PROVIDED MATERIAL:

(begin)

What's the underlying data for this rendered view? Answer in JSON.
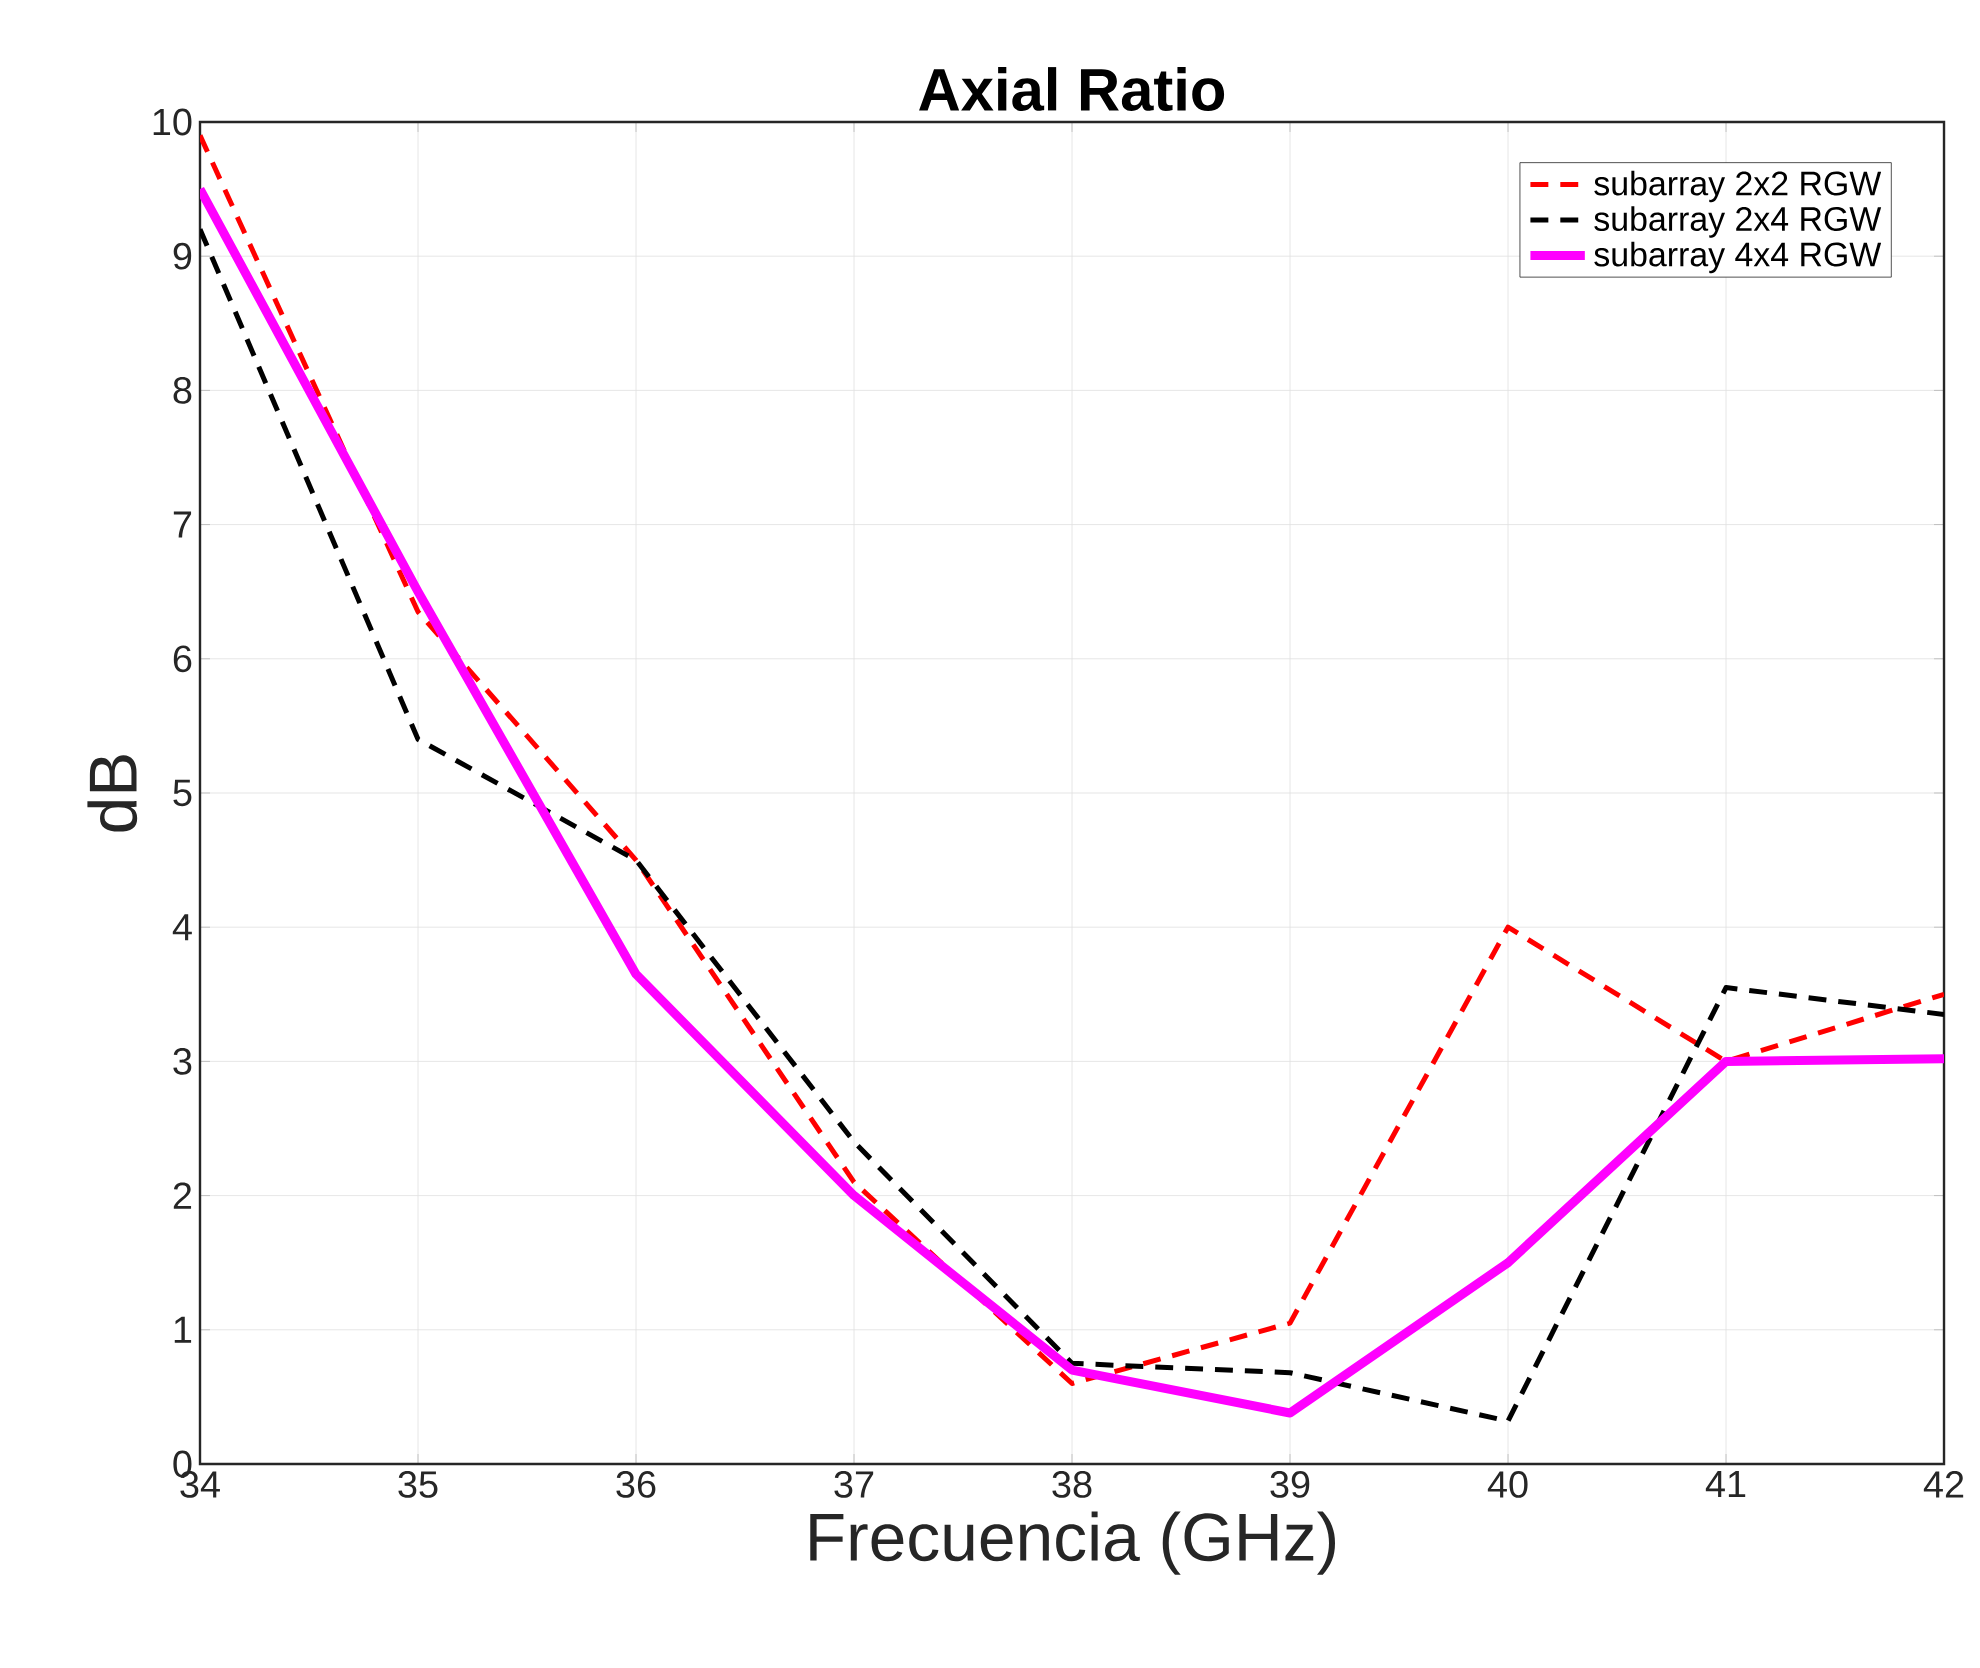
{
  "chart_data": {
    "type": "line",
    "title": "Axial Ratio",
    "xlabel": "Frecuencia (GHz)",
    "ylabel": "dB",
    "x": [
      34,
      35,
      36,
      37,
      38,
      39,
      40,
      41,
      42
    ],
    "series": [
      {
        "name": "subarray 2x2 RGW",
        "color": "#ff0000",
        "line_style": "dashed",
        "values": [
          9.9,
          6.35,
          4.5,
          2.1,
          0.6,
          1.05,
          4.0,
          3.0,
          3.5
        ]
      },
      {
        "name": "subarray 2x4 RGW",
        "color": "#000000",
        "line_style": "dashed",
        "values": [
          9.2,
          5.4,
          4.5,
          2.4,
          0.75,
          0.68,
          0.32,
          3.55,
          3.35
        ]
      },
      {
        "name": "subarray 4x4 RGW",
        "color": "#ff00ff",
        "line_style": "solid",
        "values": [
          9.5,
          6.5,
          3.65,
          2.0,
          0.7,
          0.38,
          1.5,
          3.0,
          3.02
        ]
      }
    ],
    "xlim": [
      34,
      42
    ],
    "ylim": [
      0,
      10
    ],
    "xticks": [
      34,
      35,
      36,
      37,
      38,
      39,
      40,
      41,
      42
    ],
    "yticks": [
      0,
      1,
      2,
      3,
      4,
      5,
      6,
      7,
      8,
      9,
      10
    ],
    "grid": true,
    "legend": "top right",
    "marker": "none"
  }
}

(end)

Pick each line holding the word "subarray" out of the data and copy it.

ANSWER IN FULL:
        "name": "subarray 2x2 RGW",
        "name": "subarray 2x4 RGW",
        "name": "subarray 4x4 RGW",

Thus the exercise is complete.